## Instructions for the task:
Your response should be the complete listing, returned exactly as written.
Information given below:
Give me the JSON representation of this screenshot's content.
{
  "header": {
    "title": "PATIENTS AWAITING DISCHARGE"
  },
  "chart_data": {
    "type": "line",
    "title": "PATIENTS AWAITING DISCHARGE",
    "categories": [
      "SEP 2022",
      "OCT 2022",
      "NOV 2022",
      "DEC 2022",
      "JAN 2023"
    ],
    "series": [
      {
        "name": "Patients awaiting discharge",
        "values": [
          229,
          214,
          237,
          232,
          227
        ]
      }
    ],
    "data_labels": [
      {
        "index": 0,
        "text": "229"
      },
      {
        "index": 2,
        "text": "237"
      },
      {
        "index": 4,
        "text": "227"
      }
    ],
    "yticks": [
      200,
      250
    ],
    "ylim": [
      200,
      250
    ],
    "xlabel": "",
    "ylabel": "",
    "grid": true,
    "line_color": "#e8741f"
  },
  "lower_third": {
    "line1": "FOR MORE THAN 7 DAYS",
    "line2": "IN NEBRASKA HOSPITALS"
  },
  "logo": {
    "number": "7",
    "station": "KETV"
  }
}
End of Information given.
## Result of the task:
Give me the JSON representation of this screenshot's content.
{
  "header": {
    "title": "PATIENTS AWAITING DISCHARGE"
  },
  "chart_data": {
    "type": "line",
    "title": "PATIENTS AWAITING DISCHARGE",
    "categories": [
      "SEP 2022",
      "OCT 2022",
      "NOV 2022",
      "DEC 2022",
      "JAN 2023"
    ],
    "series": [
      {
        "name": "Patients awaiting discharge",
        "values": [
          229,
          214,
          237,
          232,
          227
        ]
      }
    ],
    "data_labels": [
      {
        "index": 0,
        "text": "229"
      },
      {
        "index": 2,
        "text": "237"
      },
      {
        "index": 4,
        "text": "227"
      }
    ],
    "yticks": [
      200,
      250
    ],
    "ylim": [
      200,
      250
    ],
    "xlabel": "",
    "ylabel": "",
    "grid": true,
    "line_color": "#e8741f"
  },
  "lower_third": {
    "line1": "FOR MORE THAN 7 DAYS",
    "line2": "IN NEBRASKA HOSPITALS"
  },
  "logo": {
    "number": "7",
    "station": "KETV"
  }
}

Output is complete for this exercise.